*DIRECTIONS FOR THIS TASK:* Output all lines exactly.

Saved entries:
"""

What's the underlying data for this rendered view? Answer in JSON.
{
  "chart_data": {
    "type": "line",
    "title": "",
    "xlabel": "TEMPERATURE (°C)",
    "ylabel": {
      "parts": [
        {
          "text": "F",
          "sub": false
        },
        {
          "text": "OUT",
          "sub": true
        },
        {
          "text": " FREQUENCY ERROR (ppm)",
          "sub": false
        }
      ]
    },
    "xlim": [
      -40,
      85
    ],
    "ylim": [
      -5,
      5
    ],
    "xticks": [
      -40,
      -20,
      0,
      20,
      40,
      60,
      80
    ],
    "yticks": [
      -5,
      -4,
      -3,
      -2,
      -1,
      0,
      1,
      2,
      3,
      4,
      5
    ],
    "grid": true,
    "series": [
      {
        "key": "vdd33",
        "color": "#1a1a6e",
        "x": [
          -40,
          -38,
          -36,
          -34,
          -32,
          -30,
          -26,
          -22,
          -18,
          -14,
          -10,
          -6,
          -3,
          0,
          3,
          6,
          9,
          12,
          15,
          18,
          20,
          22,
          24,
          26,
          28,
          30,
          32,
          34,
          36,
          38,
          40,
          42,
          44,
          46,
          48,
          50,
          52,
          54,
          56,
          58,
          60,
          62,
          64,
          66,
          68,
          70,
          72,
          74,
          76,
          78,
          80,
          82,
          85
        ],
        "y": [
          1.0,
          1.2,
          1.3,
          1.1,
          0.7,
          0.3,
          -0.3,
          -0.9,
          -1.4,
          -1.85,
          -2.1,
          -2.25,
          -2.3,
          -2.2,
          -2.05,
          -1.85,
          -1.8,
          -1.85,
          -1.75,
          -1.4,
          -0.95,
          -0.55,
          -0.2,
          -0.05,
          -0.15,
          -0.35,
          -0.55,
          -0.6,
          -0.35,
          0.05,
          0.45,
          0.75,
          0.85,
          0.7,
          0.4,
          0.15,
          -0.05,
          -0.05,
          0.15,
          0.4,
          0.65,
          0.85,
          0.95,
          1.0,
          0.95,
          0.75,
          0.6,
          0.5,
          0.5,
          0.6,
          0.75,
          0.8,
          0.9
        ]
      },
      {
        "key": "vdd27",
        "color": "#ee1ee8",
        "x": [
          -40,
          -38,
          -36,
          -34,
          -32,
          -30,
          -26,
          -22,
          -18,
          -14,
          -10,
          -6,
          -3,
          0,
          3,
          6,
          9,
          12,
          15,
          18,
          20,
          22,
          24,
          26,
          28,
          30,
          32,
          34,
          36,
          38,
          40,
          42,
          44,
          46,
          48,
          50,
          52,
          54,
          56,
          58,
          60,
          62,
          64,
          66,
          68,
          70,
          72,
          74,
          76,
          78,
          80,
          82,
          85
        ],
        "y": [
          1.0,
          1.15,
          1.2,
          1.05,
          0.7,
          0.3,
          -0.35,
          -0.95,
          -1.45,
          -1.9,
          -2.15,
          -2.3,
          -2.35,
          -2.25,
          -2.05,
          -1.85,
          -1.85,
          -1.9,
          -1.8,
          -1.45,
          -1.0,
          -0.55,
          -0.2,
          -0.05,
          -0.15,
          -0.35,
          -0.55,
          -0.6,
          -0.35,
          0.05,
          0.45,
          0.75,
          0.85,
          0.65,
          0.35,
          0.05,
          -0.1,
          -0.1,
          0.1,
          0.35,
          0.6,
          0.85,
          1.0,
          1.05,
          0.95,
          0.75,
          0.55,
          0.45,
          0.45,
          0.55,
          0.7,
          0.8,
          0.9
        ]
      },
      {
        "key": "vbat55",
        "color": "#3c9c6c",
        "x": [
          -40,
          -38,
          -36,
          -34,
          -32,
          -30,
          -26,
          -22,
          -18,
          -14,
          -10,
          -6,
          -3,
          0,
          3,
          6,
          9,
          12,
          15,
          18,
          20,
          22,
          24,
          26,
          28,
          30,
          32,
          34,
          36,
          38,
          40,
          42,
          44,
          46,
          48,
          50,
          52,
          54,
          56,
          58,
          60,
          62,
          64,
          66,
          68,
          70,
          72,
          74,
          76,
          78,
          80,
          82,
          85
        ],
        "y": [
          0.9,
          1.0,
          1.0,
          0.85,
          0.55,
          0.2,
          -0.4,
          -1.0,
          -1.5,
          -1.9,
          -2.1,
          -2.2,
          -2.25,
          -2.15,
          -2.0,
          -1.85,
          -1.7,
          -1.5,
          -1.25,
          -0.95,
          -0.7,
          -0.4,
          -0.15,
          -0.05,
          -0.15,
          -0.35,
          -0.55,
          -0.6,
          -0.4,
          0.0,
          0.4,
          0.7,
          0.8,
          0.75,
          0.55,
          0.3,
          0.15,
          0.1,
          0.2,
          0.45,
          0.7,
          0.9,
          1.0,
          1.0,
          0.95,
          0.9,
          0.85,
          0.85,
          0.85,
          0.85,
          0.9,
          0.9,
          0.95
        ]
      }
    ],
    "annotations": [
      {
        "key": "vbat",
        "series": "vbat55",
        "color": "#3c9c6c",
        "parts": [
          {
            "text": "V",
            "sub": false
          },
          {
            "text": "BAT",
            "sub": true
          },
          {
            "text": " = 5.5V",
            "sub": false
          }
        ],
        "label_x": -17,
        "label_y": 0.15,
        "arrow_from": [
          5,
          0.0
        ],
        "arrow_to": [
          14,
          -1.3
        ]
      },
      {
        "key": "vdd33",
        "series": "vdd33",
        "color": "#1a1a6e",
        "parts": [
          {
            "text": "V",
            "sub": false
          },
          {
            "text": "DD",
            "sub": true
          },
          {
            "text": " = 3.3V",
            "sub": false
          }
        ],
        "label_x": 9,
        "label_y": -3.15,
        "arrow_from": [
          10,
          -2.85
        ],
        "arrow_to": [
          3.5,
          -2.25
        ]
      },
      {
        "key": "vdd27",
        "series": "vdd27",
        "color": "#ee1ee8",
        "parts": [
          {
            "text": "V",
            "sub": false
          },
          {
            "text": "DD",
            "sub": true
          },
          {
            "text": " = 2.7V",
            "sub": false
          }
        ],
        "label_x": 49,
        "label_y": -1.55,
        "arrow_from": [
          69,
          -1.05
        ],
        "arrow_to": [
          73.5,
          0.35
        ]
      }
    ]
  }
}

"""

*RESULT BELOW:*
What's the underlying data for this rendered view? Answer in JSON.
{
  "chart_data": {
    "type": "line",
    "title": "",
    "xlabel": "TEMPERATURE (°C)",
    "ylabel": {
      "parts": [
        {
          "text": "F",
          "sub": false
        },
        {
          "text": "OUT",
          "sub": true
        },
        {
          "text": " FREQUENCY ERROR (ppm)",
          "sub": false
        }
      ]
    },
    "xlim": [
      -40,
      85
    ],
    "ylim": [
      -5,
      5
    ],
    "xticks": [
      -40,
      -20,
      0,
      20,
      40,
      60,
      80
    ],
    "yticks": [
      -5,
      -4,
      -3,
      -2,
      -1,
      0,
      1,
      2,
      3,
      4,
      5
    ],
    "grid": true,
    "series": [
      {
        "key": "vdd33",
        "color": "#1a1a6e",
        "x": [
          -40,
          -38,
          -36,
          -34,
          -32,
          -30,
          -26,
          -22,
          -18,
          -14,
          -10,
          -6,
          -3,
          0,
          3,
          6,
          9,
          12,
          15,
          18,
          20,
          22,
          24,
          26,
          28,
          30,
          32,
          34,
          36,
          38,
          40,
          42,
          44,
          46,
          48,
          50,
          52,
          54,
          56,
          58,
          60,
          62,
          64,
          66,
          68,
          70,
          72,
          74,
          76,
          78,
          80,
          82,
          85
        ],
        "y": [
          1.0,
          1.2,
          1.3,
          1.1,
          0.7,
          0.3,
          -0.3,
          -0.9,
          -1.4,
          -1.85,
          -2.1,
          -2.25,
          -2.3,
          -2.2,
          -2.05,
          -1.85,
          -1.8,
          -1.85,
          -1.75,
          -1.4,
          -0.95,
          -0.55,
          -0.2,
          -0.05,
          -0.15,
          -0.35,
          -0.55,
          -0.6,
          -0.35,
          0.05,
          0.45,
          0.75,
          0.85,
          0.7,
          0.4,
          0.15,
          -0.05,
          -0.05,
          0.15,
          0.4,
          0.65,
          0.85,
          0.95,
          1.0,
          0.95,
          0.75,
          0.6,
          0.5,
          0.5,
          0.6,
          0.75,
          0.8,
          0.9
        ]
      },
      {
        "key": "vdd27",
        "color": "#ee1ee8",
        "x": [
          -40,
          -38,
          -36,
          -34,
          -32,
          -30,
          -26,
          -22,
          -18,
          -14,
          -10,
          -6,
          -3,
          0,
          3,
          6,
          9,
          12,
          15,
          18,
          20,
          22,
          24,
          26,
          28,
          30,
          32,
          34,
          36,
          38,
          40,
          42,
          44,
          46,
          48,
          50,
          52,
          54,
          56,
          58,
          60,
          62,
          64,
          66,
          68,
          70,
          72,
          74,
          76,
          78,
          80,
          82,
          85
        ],
        "y": [
          1.0,
          1.15,
          1.2,
          1.05,
          0.7,
          0.3,
          -0.35,
          -0.95,
          -1.45,
          -1.9,
          -2.15,
          -2.3,
          -2.35,
          -2.25,
          -2.05,
          -1.85,
          -1.85,
          -1.9,
          -1.8,
          -1.45,
          -1.0,
          -0.55,
          -0.2,
          -0.05,
          -0.15,
          -0.35,
          -0.55,
          -0.6,
          -0.35,
          0.05,
          0.45,
          0.75,
          0.85,
          0.65,
          0.35,
          0.05,
          -0.1,
          -0.1,
          0.1,
          0.35,
          0.6,
          0.85,
          1.0,
          1.05,
          0.95,
          0.75,
          0.55,
          0.45,
          0.45,
          0.55,
          0.7,
          0.8,
          0.9
        ]
      },
      {
        "key": "vbat55",
        "color": "#3c9c6c",
        "x": [
          -40,
          -38,
          -36,
          -34,
          -32,
          -30,
          -26,
          -22,
          -18,
          -14,
          -10,
          -6,
          -3,
          0,
          3,
          6,
          9,
          12,
          15,
          18,
          20,
          22,
          24,
          26,
          28,
          30,
          32,
          34,
          36,
          38,
          40,
          42,
          44,
          46,
          48,
          50,
          52,
          54,
          56,
          58,
          60,
          62,
          64,
          66,
          68,
          70,
          72,
          74,
          76,
          78,
          80,
          82,
          85
        ],
        "y": [
          0.9,
          1.0,
          1.0,
          0.85,
          0.55,
          0.2,
          -0.4,
          -1.0,
          -1.5,
          -1.9,
          -2.1,
          -2.2,
          -2.25,
          -2.15,
          -2.0,
          -1.85,
          -1.7,
          -1.5,
          -1.25,
          -0.95,
          -0.7,
          -0.4,
          -0.15,
          -0.05,
          -0.15,
          -0.35,
          -0.55,
          -0.6,
          -0.4,
          0.0,
          0.4,
          0.7,
          0.8,
          0.75,
          0.55,
          0.3,
          0.15,
          0.1,
          0.2,
          0.45,
          0.7,
          0.9,
          1.0,
          1.0,
          0.95,
          0.9,
          0.85,
          0.85,
          0.85,
          0.85,
          0.9,
          0.9,
          0.95
        ]
      }
    ],
    "annotations": [
      {
        "key": "vbat",
        "series": "vbat55",
        "color": "#3c9c6c",
        "parts": [
          {
            "text": "V",
            "sub": false
          },
          {
            "text": "BAT",
            "sub": true
          },
          {
            "text": " = 5.5V",
            "sub": false
          }
        ],
        "label_x": -17,
        "label_y": 0.15,
        "arrow_from": [
          5,
          0.0
        ],
        "arrow_to": [
          14,
          -1.3
        ]
      },
      {
        "key": "vdd33",
        "series": "vdd33",
        "color": "#1a1a6e",
        "parts": [
          {
            "text": "V",
            "sub": false
          },
          {
            "text": "DD",
            "sub": true
          },
          {
            "text": " = 3.3V",
            "sub": false
          }
        ],
        "label_x": 9,
        "label_y": -3.15,
        "arrow_from": [
          10,
          -2.85
        ],
        "arrow_to": [
          3.5,
          -2.25
        ]
      },
      {
        "key": "vdd27",
        "series": "vdd27",
        "color": "#ee1ee8",
        "parts": [
          {
            "text": "V",
            "sub": false
          },
          {
            "text": "DD",
            "sub": true
          },
          {
            "text": " = 2.7V",
            "sub": false
          }
        ],
        "label_x": 49,
        "label_y": -1.55,
        "arrow_from": [
          69,
          -1.05
        ],
        "arrow_to": [
          73.5,
          0.35
        ]
      }
    ]
  }
}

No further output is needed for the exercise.